## begin

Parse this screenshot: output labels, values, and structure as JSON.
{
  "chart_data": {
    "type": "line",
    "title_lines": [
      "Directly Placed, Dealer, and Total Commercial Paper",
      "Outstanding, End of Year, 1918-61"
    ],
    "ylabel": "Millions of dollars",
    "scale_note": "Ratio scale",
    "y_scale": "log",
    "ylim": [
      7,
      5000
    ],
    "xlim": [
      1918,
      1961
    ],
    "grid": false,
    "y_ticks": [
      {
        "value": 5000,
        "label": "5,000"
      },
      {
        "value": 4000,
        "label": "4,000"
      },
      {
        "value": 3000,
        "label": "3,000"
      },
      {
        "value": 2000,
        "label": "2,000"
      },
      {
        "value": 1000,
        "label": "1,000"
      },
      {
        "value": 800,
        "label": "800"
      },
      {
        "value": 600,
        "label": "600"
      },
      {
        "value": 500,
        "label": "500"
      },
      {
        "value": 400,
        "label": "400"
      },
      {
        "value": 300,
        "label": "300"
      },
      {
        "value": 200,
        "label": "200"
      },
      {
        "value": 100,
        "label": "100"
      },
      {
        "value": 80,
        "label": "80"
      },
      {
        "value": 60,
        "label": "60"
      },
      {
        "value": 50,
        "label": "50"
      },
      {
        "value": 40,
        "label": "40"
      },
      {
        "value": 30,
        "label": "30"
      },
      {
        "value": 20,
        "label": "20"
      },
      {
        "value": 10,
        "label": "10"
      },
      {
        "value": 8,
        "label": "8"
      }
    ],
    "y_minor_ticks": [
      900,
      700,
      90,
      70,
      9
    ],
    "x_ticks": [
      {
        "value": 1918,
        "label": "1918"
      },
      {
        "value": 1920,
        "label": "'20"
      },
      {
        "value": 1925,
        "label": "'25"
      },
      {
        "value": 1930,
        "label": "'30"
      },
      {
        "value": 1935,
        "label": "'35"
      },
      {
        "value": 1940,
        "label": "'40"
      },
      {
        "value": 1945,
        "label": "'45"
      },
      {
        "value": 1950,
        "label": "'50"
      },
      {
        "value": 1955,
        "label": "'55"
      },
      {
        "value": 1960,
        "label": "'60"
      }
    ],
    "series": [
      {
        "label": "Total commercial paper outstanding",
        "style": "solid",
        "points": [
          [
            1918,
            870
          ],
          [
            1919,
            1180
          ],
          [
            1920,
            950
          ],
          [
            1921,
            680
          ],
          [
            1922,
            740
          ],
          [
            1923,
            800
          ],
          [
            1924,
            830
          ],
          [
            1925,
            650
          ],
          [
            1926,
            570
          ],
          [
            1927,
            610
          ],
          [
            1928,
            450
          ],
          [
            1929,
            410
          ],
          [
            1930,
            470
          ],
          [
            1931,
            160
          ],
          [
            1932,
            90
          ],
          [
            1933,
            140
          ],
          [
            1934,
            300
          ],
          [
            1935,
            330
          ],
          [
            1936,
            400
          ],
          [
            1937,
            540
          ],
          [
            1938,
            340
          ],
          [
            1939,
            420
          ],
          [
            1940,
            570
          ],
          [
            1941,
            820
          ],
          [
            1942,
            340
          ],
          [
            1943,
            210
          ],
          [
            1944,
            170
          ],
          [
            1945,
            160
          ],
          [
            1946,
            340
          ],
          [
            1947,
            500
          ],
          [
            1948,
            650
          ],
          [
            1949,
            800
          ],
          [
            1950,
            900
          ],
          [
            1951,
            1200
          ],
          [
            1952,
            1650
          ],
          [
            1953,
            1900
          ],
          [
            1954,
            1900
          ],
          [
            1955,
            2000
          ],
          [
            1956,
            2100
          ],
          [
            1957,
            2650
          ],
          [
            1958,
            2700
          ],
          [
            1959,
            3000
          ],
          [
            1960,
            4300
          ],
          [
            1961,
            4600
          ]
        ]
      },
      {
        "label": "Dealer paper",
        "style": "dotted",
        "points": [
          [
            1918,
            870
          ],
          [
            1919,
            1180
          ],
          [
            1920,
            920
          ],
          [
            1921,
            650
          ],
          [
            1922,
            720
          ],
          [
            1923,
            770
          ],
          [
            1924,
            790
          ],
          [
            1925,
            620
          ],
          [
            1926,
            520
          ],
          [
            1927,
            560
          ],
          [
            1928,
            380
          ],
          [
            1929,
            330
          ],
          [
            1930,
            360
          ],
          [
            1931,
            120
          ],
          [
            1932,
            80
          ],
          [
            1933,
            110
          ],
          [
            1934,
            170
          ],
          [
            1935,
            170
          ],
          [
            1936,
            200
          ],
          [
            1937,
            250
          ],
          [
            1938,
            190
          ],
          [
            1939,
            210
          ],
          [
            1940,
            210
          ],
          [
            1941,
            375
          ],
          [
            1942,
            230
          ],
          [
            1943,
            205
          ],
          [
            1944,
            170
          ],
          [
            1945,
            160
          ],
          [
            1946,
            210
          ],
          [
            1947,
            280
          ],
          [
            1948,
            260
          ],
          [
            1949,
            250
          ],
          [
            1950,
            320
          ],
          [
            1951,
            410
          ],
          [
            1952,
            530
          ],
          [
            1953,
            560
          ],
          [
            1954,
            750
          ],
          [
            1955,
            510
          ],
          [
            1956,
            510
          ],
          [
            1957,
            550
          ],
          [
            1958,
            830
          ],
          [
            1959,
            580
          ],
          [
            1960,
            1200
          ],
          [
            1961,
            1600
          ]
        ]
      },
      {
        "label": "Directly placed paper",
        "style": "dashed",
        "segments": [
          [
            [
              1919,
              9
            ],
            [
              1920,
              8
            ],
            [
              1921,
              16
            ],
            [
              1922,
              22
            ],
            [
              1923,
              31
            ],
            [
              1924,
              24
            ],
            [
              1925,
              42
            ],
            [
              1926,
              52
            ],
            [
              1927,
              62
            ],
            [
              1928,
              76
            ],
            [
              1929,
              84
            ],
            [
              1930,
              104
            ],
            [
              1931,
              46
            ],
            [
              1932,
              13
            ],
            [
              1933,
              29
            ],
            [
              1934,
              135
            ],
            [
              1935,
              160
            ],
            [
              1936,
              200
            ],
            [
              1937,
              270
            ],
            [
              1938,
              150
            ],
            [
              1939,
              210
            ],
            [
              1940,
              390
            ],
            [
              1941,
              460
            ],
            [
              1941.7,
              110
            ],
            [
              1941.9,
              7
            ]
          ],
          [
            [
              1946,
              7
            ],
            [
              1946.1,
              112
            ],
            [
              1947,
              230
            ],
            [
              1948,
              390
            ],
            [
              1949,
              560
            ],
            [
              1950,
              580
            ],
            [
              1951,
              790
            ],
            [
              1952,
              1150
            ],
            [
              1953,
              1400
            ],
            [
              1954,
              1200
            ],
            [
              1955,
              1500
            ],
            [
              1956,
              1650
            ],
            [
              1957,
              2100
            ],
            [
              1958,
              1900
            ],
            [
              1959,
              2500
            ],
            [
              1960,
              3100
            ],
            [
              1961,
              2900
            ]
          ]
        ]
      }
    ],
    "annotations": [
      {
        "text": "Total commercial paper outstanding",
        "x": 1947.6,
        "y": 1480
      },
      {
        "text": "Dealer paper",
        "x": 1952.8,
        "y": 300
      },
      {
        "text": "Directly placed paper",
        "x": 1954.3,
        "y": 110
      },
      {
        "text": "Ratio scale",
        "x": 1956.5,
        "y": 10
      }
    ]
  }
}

## end

- **SHORT PROBLEM**
Take the lines above and retype all of them exactly.

- **THE RESULT**
Parse this screenshot: output labels, values, and structure as JSON.
{
  "chart_data": {
    "type": "line",
    "title_lines": [
      "Directly Placed, Dealer, and Total Commercial Paper",
      "Outstanding, End of Year, 1918-61"
    ],
    "ylabel": "Millions of dollars",
    "scale_note": "Ratio scale",
    "y_scale": "log",
    "ylim": [
      7,
      5000
    ],
    "xlim": [
      1918,
      1961
    ],
    "grid": false,
    "y_ticks": [
      {
        "value": 5000,
        "label": "5,000"
      },
      {
        "value": 4000,
        "label": "4,000"
      },
      {
        "value": 3000,
        "label": "3,000"
      },
      {
        "value": 2000,
        "label": "2,000"
      },
      {
        "value": 1000,
        "label": "1,000"
      },
      {
        "value": 800,
        "label": "800"
      },
      {
        "value": 600,
        "label": "600"
      },
      {
        "value": 500,
        "label": "500"
      },
      {
        "value": 400,
        "label": "400"
      },
      {
        "value": 300,
        "label": "300"
      },
      {
        "value": 200,
        "label": "200"
      },
      {
        "value": 100,
        "label": "100"
      },
      {
        "value": 80,
        "label": "80"
      },
      {
        "value": 60,
        "label": "60"
      },
      {
        "value": 50,
        "label": "50"
      },
      {
        "value": 40,
        "label": "40"
      },
      {
        "value": 30,
        "label": "30"
      },
      {
        "value": 20,
        "label": "20"
      },
      {
        "value": 10,
        "label": "10"
      },
      {
        "value": 8,
        "label": "8"
      }
    ],
    "y_minor_ticks": [
      900,
      700,
      90,
      70,
      9
    ],
    "x_ticks": [
      {
        "value": 1918,
        "label": "1918"
      },
      {
        "value": 1920,
        "label": "'20"
      },
      {
        "value": 1925,
        "label": "'25"
      },
      {
        "value": 1930,
        "label": "'30"
      },
      {
        "value": 1935,
        "label": "'35"
      },
      {
        "value": 1940,
        "label": "'40"
      },
      {
        "value": 1945,
        "label": "'45"
      },
      {
        "value": 1950,
        "label": "'50"
      },
      {
        "value": 1955,
        "label": "'55"
      },
      {
        "value": 1960,
        "label": "'60"
      }
    ],
    "series": [
      {
        "label": "Total commercial paper outstanding",
        "style": "solid",
        "points": [
          [
            1918,
            870
          ],
          [
            1919,
            1180
          ],
          [
            1920,
            950
          ],
          [
            1921,
            680
          ],
          [
            1922,
            740
          ],
          [
            1923,
            800
          ],
          [
            1924,
            830
          ],
          [
            1925,
            650
          ],
          [
            1926,
            570
          ],
          [
            1927,
            610
          ],
          [
            1928,
            450
          ],
          [
            1929,
            410
          ],
          [
            1930,
            470
          ],
          [
            1931,
            160
          ],
          [
            1932,
            90
          ],
          [
            1933,
            140
          ],
          [
            1934,
            300
          ],
          [
            1935,
            330
          ],
          [
            1936,
            400
          ],
          [
            1937,
            540
          ],
          [
            1938,
            340
          ],
          [
            1939,
            420
          ],
          [
            1940,
            570
          ],
          [
            1941,
            820
          ],
          [
            1942,
            340
          ],
          [
            1943,
            210
          ],
          [
            1944,
            170
          ],
          [
            1945,
            160
          ],
          [
            1946,
            340
          ],
          [
            1947,
            500
          ],
          [
            1948,
            650
          ],
          [
            1949,
            800
          ],
          [
            1950,
            900
          ],
          [
            1951,
            1200
          ],
          [
            1952,
            1650
          ],
          [
            1953,
            1900
          ],
          [
            1954,
            1900
          ],
          [
            1955,
            2000
          ],
          [
            1956,
            2100
          ],
          [
            1957,
            2650
          ],
          [
            1958,
            2700
          ],
          [
            1959,
            3000
          ],
          [
            1960,
            4300
          ],
          [
            1961,
            4600
          ]
        ]
      },
      {
        "label": "Dealer paper",
        "style": "dotted",
        "points": [
          [
            1918,
            870
          ],
          [
            1919,
            1180
          ],
          [
            1920,
            920
          ],
          [
            1921,
            650
          ],
          [
            1922,
            720
          ],
          [
            1923,
            770
          ],
          [
            1924,
            790
          ],
          [
            1925,
            620
          ],
          [
            1926,
            520
          ],
          [
            1927,
            560
          ],
          [
            1928,
            380
          ],
          [
            1929,
            330
          ],
          [
            1930,
            360
          ],
          [
            1931,
            120
          ],
          [
            1932,
            80
          ],
          [
            1933,
            110
          ],
          [
            1934,
            170
          ],
          [
            1935,
            170
          ],
          [
            1936,
            200
          ],
          [
            1937,
            250
          ],
          [
            1938,
            190
          ],
          [
            1939,
            210
          ],
          [
            1940,
            210
          ],
          [
            1941,
            375
          ],
          [
            1942,
            230
          ],
          [
            1943,
            205
          ],
          [
            1944,
            170
          ],
          [
            1945,
            160
          ],
          [
            1946,
            210
          ],
          [
            1947,
            280
          ],
          [
            1948,
            260
          ],
          [
            1949,
            250
          ],
          [
            1950,
            320
          ],
          [
            1951,
            410
          ],
          [
            1952,
            530
          ],
          [
            1953,
            560
          ],
          [
            1954,
            750
          ],
          [
            1955,
            510
          ],
          [
            1956,
            510
          ],
          [
            1957,
            550
          ],
          [
            1958,
            830
          ],
          [
            1959,
            580
          ],
          [
            1960,
            1200
          ],
          [
            1961,
            1600
          ]
        ]
      },
      {
        "label": "Directly placed paper",
        "style": "dashed",
        "segments": [
          [
            [
              1919,
              9
            ],
            [
              1920,
              8
            ],
            [
              1921,
              16
            ],
            [
              1922,
              22
            ],
            [
              1923,
              31
            ],
            [
              1924,
              24
            ],
            [
              1925,
              42
            ],
            [
              1926,
              52
            ],
            [
              1927,
              62
            ],
            [
              1928,
              76
            ],
            [
              1929,
              84
            ],
            [
              1930,
              104
            ],
            [
              1931,
              46
            ],
            [
              1932,
              13
            ],
            [
              1933,
              29
            ],
            [
              1934,
              135
            ],
            [
              1935,
              160
            ],
            [
              1936,
              200
            ],
            [
              1937,
              270
            ],
            [
              1938,
              150
            ],
            [
              1939,
              210
            ],
            [
              1940,
              390
            ],
            [
              1941,
              460
            ],
            [
              1941.7,
              110
            ],
            [
              1941.9,
              7
            ]
          ],
          [
            [
              1946,
              7
            ],
            [
              1946.1,
              112
            ],
            [
              1947,
              230
            ],
            [
              1948,
              390
            ],
            [
              1949,
              560
            ],
            [
              1950,
              580
            ],
            [
              1951,
              790
            ],
            [
              1952,
              1150
            ],
            [
              1953,
              1400
            ],
            [
              1954,
              1200
            ],
            [
              1955,
              1500
            ],
            [
              1956,
              1650
            ],
            [
              1957,
              2100
            ],
            [
              1958,
              1900
            ],
            [
              1959,
              2500
            ],
            [
              1960,
              3100
            ],
            [
              1961,
              2900
            ]
          ]
        ]
      }
    ],
    "annotations": [
      {
        "text": "Total commercial paper outstanding",
        "x": 1947.6,
        "y": 1480
      },
      {
        "text": "Dealer paper",
        "x": 1952.8,
        "y": 300
      },
      {
        "text": "Directly placed paper",
        "x": 1954.3,
        "y": 110
      },
      {
        "text": "Ratio scale",
        "x": 1956.5,
        "y": 10
      }
    ]
  }
}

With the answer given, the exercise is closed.